• **GIVEN EXERCISE**: Return the complete listing that follows, with each line reproduced exactly.
═══
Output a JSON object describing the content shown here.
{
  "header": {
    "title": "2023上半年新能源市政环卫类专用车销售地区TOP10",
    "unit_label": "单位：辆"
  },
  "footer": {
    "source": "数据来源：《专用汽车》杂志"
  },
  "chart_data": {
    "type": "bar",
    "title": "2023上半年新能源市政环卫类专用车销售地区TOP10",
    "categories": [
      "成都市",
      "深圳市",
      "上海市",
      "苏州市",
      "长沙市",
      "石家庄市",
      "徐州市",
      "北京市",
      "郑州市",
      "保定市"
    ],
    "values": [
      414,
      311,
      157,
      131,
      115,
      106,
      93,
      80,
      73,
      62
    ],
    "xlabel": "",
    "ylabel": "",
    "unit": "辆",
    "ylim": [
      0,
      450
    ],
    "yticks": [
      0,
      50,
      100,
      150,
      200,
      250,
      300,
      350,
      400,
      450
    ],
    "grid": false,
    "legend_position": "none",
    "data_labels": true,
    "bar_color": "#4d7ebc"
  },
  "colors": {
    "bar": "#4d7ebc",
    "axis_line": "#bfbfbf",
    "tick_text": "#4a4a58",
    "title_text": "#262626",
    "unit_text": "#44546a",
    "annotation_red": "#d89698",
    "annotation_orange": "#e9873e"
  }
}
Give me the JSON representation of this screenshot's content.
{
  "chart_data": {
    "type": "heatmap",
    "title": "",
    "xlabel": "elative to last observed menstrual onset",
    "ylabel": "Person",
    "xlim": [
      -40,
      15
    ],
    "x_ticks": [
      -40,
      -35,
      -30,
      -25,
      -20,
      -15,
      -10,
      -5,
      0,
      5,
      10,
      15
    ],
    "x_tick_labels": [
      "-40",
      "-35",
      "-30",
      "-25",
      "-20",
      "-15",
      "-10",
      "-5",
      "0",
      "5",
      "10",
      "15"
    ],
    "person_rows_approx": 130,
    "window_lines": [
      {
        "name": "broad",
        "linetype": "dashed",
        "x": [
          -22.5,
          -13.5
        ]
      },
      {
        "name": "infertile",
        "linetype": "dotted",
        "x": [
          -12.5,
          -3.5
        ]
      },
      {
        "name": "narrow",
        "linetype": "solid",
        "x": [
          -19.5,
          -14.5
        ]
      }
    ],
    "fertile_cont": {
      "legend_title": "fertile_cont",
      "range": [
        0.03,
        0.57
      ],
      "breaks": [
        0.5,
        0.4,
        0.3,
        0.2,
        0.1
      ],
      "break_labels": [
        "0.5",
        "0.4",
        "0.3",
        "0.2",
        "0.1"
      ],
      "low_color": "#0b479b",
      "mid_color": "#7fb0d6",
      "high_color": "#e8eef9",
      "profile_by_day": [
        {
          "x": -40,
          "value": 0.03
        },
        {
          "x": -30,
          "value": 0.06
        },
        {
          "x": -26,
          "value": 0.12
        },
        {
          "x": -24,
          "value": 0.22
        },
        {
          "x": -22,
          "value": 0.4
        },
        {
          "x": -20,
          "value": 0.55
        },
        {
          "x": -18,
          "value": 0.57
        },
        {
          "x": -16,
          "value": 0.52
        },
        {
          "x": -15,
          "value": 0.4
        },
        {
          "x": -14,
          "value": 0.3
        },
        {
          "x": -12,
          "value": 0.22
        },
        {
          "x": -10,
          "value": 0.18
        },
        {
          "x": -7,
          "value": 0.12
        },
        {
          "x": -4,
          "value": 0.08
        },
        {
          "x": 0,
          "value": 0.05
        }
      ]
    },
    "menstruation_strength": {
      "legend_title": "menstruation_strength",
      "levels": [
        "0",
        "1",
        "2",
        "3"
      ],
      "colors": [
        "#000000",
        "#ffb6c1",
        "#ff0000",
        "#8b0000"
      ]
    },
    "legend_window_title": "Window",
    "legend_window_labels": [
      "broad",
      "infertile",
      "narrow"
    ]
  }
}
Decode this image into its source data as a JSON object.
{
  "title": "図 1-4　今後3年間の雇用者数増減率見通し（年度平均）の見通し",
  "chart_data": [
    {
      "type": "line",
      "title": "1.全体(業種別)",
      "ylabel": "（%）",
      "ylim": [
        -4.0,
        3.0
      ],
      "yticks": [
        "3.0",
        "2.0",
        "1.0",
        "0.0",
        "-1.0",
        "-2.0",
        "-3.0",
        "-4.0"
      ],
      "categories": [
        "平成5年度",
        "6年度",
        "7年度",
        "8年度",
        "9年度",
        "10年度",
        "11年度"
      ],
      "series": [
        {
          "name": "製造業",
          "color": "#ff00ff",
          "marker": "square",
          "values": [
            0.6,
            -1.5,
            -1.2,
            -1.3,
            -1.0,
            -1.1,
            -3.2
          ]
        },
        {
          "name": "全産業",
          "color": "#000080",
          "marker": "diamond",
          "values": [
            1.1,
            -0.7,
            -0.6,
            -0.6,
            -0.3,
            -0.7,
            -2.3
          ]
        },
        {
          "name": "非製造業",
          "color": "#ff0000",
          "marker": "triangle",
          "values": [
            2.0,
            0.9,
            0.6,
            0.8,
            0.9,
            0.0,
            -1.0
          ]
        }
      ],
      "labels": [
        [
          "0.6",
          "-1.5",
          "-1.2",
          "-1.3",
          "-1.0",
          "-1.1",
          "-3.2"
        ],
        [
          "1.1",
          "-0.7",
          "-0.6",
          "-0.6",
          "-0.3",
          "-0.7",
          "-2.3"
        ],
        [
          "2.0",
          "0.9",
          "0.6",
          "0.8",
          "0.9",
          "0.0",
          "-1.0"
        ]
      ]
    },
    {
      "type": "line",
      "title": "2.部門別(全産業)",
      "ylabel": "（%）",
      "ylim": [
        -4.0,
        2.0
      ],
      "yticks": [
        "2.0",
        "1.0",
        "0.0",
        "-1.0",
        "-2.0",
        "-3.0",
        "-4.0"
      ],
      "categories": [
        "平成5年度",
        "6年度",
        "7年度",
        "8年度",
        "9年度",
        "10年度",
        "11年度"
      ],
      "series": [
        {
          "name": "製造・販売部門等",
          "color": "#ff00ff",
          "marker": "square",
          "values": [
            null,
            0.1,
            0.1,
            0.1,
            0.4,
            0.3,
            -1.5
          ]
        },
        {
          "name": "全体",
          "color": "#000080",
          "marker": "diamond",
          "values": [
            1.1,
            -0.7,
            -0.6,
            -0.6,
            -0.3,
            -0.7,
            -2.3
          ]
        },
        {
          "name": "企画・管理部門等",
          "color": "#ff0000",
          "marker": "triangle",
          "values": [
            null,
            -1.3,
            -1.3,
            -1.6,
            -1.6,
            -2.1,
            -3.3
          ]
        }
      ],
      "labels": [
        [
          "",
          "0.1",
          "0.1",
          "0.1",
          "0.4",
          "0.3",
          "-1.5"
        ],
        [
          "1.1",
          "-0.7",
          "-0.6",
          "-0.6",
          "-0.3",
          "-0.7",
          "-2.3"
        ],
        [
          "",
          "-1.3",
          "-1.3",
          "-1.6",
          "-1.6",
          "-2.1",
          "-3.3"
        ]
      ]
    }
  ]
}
═══
• **FULL SOLUTION**:
Output a JSON object describing the content shown here.
{
  "header": {
    "title": "2023上半年新能源市政环卫类专用车销售地区TOP10",
    "unit_label": "单位：辆"
  },
  "footer": {
    "source": "数据来源：《专用汽车》杂志"
  },
  "chart_data": {
    "type": "bar",
    "title": "2023上半年新能源市政环卫类专用车销售地区TOP10",
    "categories": [
      "成都市",
      "深圳市",
      "上海市",
      "苏州市",
      "长沙市",
      "石家庄市",
      "徐州市",
      "北京市",
      "郑州市",
      "保定市"
    ],
    "values": [
      414,
      311,
      157,
      131,
      115,
      106,
      93,
      80,
      73,
      62
    ],
    "xlabel": "",
    "ylabel": "",
    "unit": "辆",
    "ylim": [
      0,
      450
    ],
    "yticks": [
      0,
      50,
      100,
      150,
      200,
      250,
      300,
      350,
      400,
      450
    ],
    "grid": false,
    "legend_position": "none",
    "data_labels": true,
    "bar_color": "#4d7ebc"
  },
  "colors": {
    "bar": "#4d7ebc",
    "axis_line": "#bfbfbf",
    "tick_text": "#4a4a58",
    "title_text": "#262626",
    "unit_text": "#44546a",
    "annotation_red": "#d89698",
    "annotation_orange": "#e9873e"
  }
}
Give me the JSON representation of this screenshot's content.
{
  "chart_data": {
    "type": "heatmap",
    "title": "",
    "xlabel": "elative to last observed menstrual onset",
    "ylabel": "Person",
    "xlim": [
      -40,
      15
    ],
    "x_ticks": [
      -40,
      -35,
      -30,
      -25,
      -20,
      -15,
      -10,
      -5,
      0,
      5,
      10,
      15
    ],
    "x_tick_labels": [
      "-40",
      "-35",
      "-30",
      "-25",
      "-20",
      "-15",
      "-10",
      "-5",
      "0",
      "5",
      "10",
      "15"
    ],
    "person_rows_approx": 130,
    "window_lines": [
      {
        "name": "broad",
        "linetype": "dashed",
        "x": [
          -22.5,
          -13.5
        ]
      },
      {
        "name": "infertile",
        "linetype": "dotted",
        "x": [
          -12.5,
          -3.5
        ]
      },
      {
        "name": "narrow",
        "linetype": "solid",
        "x": [
          -19.5,
          -14.5
        ]
      }
    ],
    "fertile_cont": {
      "legend_title": "fertile_cont",
      "range": [
        0.03,
        0.57
      ],
      "breaks": [
        0.5,
        0.4,
        0.3,
        0.2,
        0.1
      ],
      "break_labels": [
        "0.5",
        "0.4",
        "0.3",
        "0.2",
        "0.1"
      ],
      "low_color": "#0b479b",
      "mid_color": "#7fb0d6",
      "high_color": "#e8eef9",
      "profile_by_day": [
        {
          "x": -40,
          "value": 0.03
        },
        {
          "x": -30,
          "value": 0.06
        },
        {
          "x": -26,
          "value": 0.12
        },
        {
          "x": -24,
          "value": 0.22
        },
        {
          "x": -22,
          "value": 0.4
        },
        {
          "x": -20,
          "value": 0.55
        },
        {
          "x": -18,
          "value": 0.57
        },
        {
          "x": -16,
          "value": 0.52
        },
        {
          "x": -15,
          "value": 0.4
        },
        {
          "x": -14,
          "value": 0.3
        },
        {
          "x": -12,
          "value": 0.22
        },
        {
          "x": -10,
          "value": 0.18
        },
        {
          "x": -7,
          "value": 0.12
        },
        {
          "x": -4,
          "value": 0.08
        },
        {
          "x": 0,
          "value": 0.05
        }
      ]
    },
    "menstruation_strength": {
      "legend_title": "menstruation_strength",
      "levels": [
        "0",
        "1",
        "2",
        "3"
      ],
      "colors": [
        "#000000",
        "#ffb6c1",
        "#ff0000",
        "#8b0000"
      ]
    },
    "legend_window_title": "Window",
    "legend_window_labels": [
      "broad",
      "infertile",
      "narrow"
    ]
  }
}
Decode this image into its source data as a JSON object.
{
  "title": "図 1-4　今後3年間の雇用者数増減率見通し（年度平均）の見通し",
  "chart_data": [
    {
      "type": "line",
      "title": "1.全体(業種別)",
      "ylabel": "（%）",
      "ylim": [
        -4.0,
        3.0
      ],
      "yticks": [
        "3.0",
        "2.0",
        "1.0",
        "0.0",
        "-1.0",
        "-2.0",
        "-3.0",
        "-4.0"
      ],
      "categories": [
        "平成5年度",
        "6年度",
        "7年度",
        "8年度",
        "9年度",
        "10年度",
        "11年度"
      ],
      "series": [
        {
          "name": "製造業",
          "color": "#ff00ff",
          "marker": "square",
          "values": [
            0.6,
            -1.5,
            -1.2,
            -1.3,
            -1.0,
            -1.1,
            -3.2
          ]
        },
        {
          "name": "全産業",
          "color": "#000080",
          "marker": "diamond",
          "values": [
            1.1,
            -0.7,
            -0.6,
            -0.6,
            -0.3,
            -0.7,
            -2.3
          ]
        },
        {
          "name": "非製造業",
          "color": "#ff0000",
          "marker": "triangle",
          "values": [
            2.0,
            0.9,
            0.6,
            0.8,
            0.9,
            0.0,
            -1.0
          ]
        }
      ],
      "labels": [
        [
          "0.6",
          "-1.5",
          "-1.2",
          "-1.3",
          "-1.0",
          "-1.1",
          "-3.2"
        ],
        [
          "1.1",
          "-0.7",
          "-0.6",
          "-0.6",
          "-0.3",
          "-0.7",
          "-2.3"
        ],
        [
          "2.0",
          "0.9",
          "0.6",
          "0.8",
          "0.9",
          "0.0",
          "-1.0"
        ]
      ]
    },
    {
      "type": "line",
      "title": "2.部門別(全産業)",
      "ylabel": "（%）",
      "ylim": [
        -4.0,
        2.0
      ],
      "yticks": [
        "2.0",
        "1.0",
        "0.0",
        "-1.0",
        "-2.0",
        "-3.0",
        "-4.0"
      ],
      "categories": [
        "平成5年度",
        "6年度",
        "7年度",
        "8年度",
        "9年度",
        "10年度",
        "11年度"
      ],
      "series": [
        {
          "name": "製造・販売部門等",
          "color": "#ff00ff",
          "marker": "square",
          "values": [
            null,
            0.1,
            0.1,
            0.1,
            0.4,
            0.3,
            -1.5
          ]
        },
        {
          "name": "全体",
          "color": "#000080",
          "marker": "diamond",
          "values": [
            1.1,
            -0.7,
            -0.6,
            -0.6,
            -0.3,
            -0.7,
            -2.3
          ]
        },
        {
          "name": "企画・管理部門等",
          "color": "#ff0000",
          "marker": "triangle",
          "values": [
            null,
            -1.3,
            -1.3,
            -1.6,
            -1.6,
            -2.1,
            -3.3
          ]
        }
      ],
      "labels": [
        [
          "",
          "0.1",
          "0.1",
          "0.1",
          "0.4",
          "0.3",
          "-1.5"
        ],
        [
          "1.1",
          "-0.7",
          "-0.6",
          "-0.6",
          "-0.3",
          "-0.7",
          "-2.3"
        ],
        [
          "",
          "-1.3",
          "-1.3",
          "-1.6",
          "-1.6",
          "-2.1",
          "-3.3"
        ]
      ]
    }
  ]
}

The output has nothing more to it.